Article:
** START **

English | 中文版
9. DeepSeek Inference: A Cross-Platform Kernel Benchmark Suite
Summary: Softmax and GEMM are useful microbenchmarks, but a real inference workload is the only honest test of a kernel toolchain. We packaged the 13 kernels needed for a full DeepSeek-R1-Distill-Qwen-1.5B decode step as a portable suite and measured the same Rust source on four production accelerators. Headline result: 168.9 tok/s on Ascend 910B2 via the joint
mlir_to_cpp+mlir_to_ptopath (2.47× the aclnn-only baseline, 45.6× the 3.7 tok/s CPU reference). Cross-vendor cross-validation: 162.9 tok/s on Google TPU v2-8 via emitted Pallas, 91.7 tok/s on Apple M2 Max via emitted Metal (beating Apple’s hand-tuned MLX on decode), and 53.7 tok/s on NVIDIA T4 via emitted CUDA — all from the same 13-kernel Rust source. The rest of the chapter documents the suite, the per-platform results, the two backends where end-to-end tok/s is not reported (AWS Trainium NKI and Vulkan/SPIR-V) and why, and how to reproduce any of the numbers above.
9.1 Why DeepSeek?
DeepSeek-R1-Distill-Qwen-1.5B is small enough to fit in 8 GB of unified memory, large enough to be bandwidth-bound on every realistic accelerator, and architecturally representative of the modern transformer family:
- Grouped-query attention (GQA) — 12 Q-heads share 2 KV-heads.
- SwiGLU MLP — three matmuls per layer, fusable into one kernel.
- RMSNorm — replaces LayerNorm everywhere.
- Rotary position embeddings — applied in-place to Q and K.

** END **

[Visual layout annotation data]
** START **

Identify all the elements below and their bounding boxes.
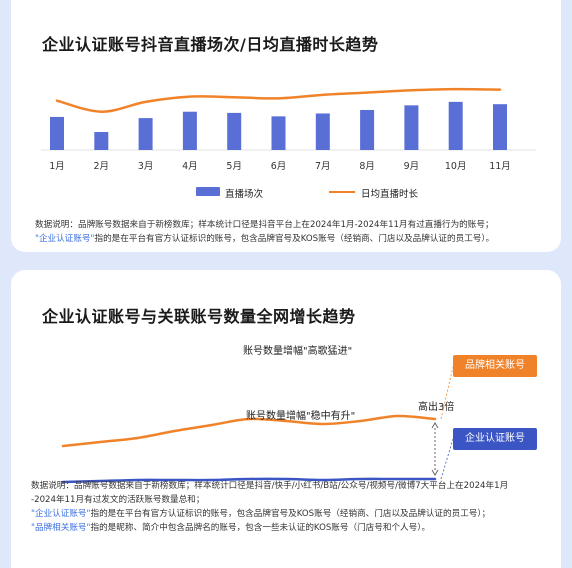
legend-line: [329, 191, 355, 193]
note-line: "品牌相关账号"指的是昵称、简介中包含品牌名的账号，包含一些未认证的KOS账号（…: [31, 521, 556, 535]
series-line: [55, 87, 502, 113]
bar: [360, 109, 375, 150]
data-note: 数据说明：品牌账号数据来自于新榜数库；样本统计口径是抖音/快手/小红书/B站/公…: [31, 479, 556, 535]
x-tick-label: 2月: [94, 161, 110, 172]
note-text: 指的是在平台有官方认证标识的账号，包含品牌官号及KOS账号（经销商、门店以及品牌…: [94, 234, 495, 244]
ratio-arrow-head: [431, 422, 439, 429]
note-text: 指的是昵称、简介中包含品牌名的账号，包含一些未认证的KOS账号（门店号和个人号）…: [90, 523, 431, 533]
series-line-enterprise: [61, 477, 437, 484]
bar: [493, 104, 507, 150]
annotation-ratio: 高出3倍: [418, 402, 455, 413]
note-highlight: "品牌相关账号": [31, 523, 91, 533]
bar: [50, 116, 64, 150]
note-highlight: "企业认证账号": [35, 234, 95, 244]
bar: [182, 111, 197, 150]
x-tick-label: 3月: [138, 161, 154, 172]
x-tick-label: 4月: [182, 161, 198, 172]
note-highlight: "企业认证账号": [31, 509, 91, 519]
bar: [94, 132, 109, 150]
x-tick-label: 9月: [404, 161, 420, 172]
note-line: 数据说明：品牌账号数据来自于新榜数库；样本统计口径是抖音平台上在2024年1月-…: [35, 220, 494, 230]
bar: [227, 112, 242, 150]
bar: [138, 118, 153, 150]
legend-box-enterprise: 企业认证账号: [453, 428, 537, 450]
legend-line-label: 日均直播时长: [361, 189, 419, 200]
note-line: "企业认证账号"指的是在平台有官方认证标识的账号，包含品牌官号及KOS账号（经销…: [35, 232, 555, 246]
note-line: "企业认证账号"指的是在平台有官方认证标识的账号，包含品牌官号及KOS账号（经销…: [31, 507, 556, 521]
chart-title: 企业认证账号抖音直播场次/日均直播时长趋势: [42, 35, 379, 54]
note-line: 数据说明：品牌账号数据来自于新榜数库；样本统计口径是抖音/快手/小红书/B站/公…: [31, 481, 509, 491]
x-tick-label: 11月: [489, 161, 511, 172]
x-tick-label: 1月: [49, 161, 65, 172]
x-tick-label: 6月: [271, 161, 287, 172]
annotation-bottom: 账号数量增幅"稳中有升": [246, 411, 356, 422]
legend-box-brand-related: 品牌相关账号: [453, 355, 537, 377]
legend-bar-label: 直播场次: [225, 189, 264, 200]
annotation-top: 账号数量增幅"高歌猛进": [243, 346, 353, 357]
data-note: 数据说明：品牌账号数据来自于新榜数库；样本统计口径是抖音平台上在2024年1月-…: [35, 218, 555, 246]
connector-line: [440, 438, 454, 480]
legend-bar: [196, 187, 220, 196]
note-line: -2024年11月有过发文的活跃账号数量总和；: [31, 495, 205, 505]
x-tick-label: 8月: [359, 161, 375, 172]
bar: [404, 105, 419, 150]
x-tick-label: 5月: [226, 161, 242, 172]
x-tick-label: 7月: [315, 161, 331, 172]
chart-card-live: 企业认证账号抖音直播场次/日均直播时长趋势 1月 2月 3月 4月 5月 6月 7月 8月 9月…: [11, 0, 561, 252]
x-tick-label: 10月: [445, 161, 467, 172]
chart-card-accounts: 企业认证账号与关联账号数量全网增长趋势 1月2月3月4月5月6月7月8月9月10…: [11, 270, 561, 568]
bar: [448, 101, 463, 150]
connector-line: [440, 366, 454, 420]
note-text: 指的是在平台有官方认证标识的账号，包含品牌官号及KOS账号（经销商、门店以及品牌…: [90, 509, 491, 519]
series-line-brand-related: [61, 414, 437, 448]
ratio-arrow-head: [431, 469, 439, 476]
chart-title: 企业认证账号与关联账号数量全网增长趋势: [42, 307, 356, 326]
live-chart: 1月 2月 3月 4月 5月 6月 7月 8月 9月 10月 11月: [41, 87, 536, 172]
bar: [271, 116, 286, 150]
bar: [315, 113, 330, 150]
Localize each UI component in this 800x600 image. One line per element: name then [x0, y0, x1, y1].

** END **

To-do list:
1) In the DeepSeek inference chapter, what decode throughput was measured on Google TPU v2-8?
2) Reproduce everything in the DeepSeek inference chapter from "DeepSeek-R1-Distill-Qwen-1.5B is small" down to "into one kernel.".

Task responses:
1) 162.9 tok/s

2)
DeepSeek-R1-Distill-Qwen-1.5B is small enough to fit in 8 GB of unified memory, large enough to be bandwidth-bound on every realistic accelerator, and architecturally representative of the modern transformer family:
- Grouped-query attention (GQA) — 12 Q-heads share 2 KV-heads.
- SwiGLU MLP — three matmuls per layer, fusable into one kernel.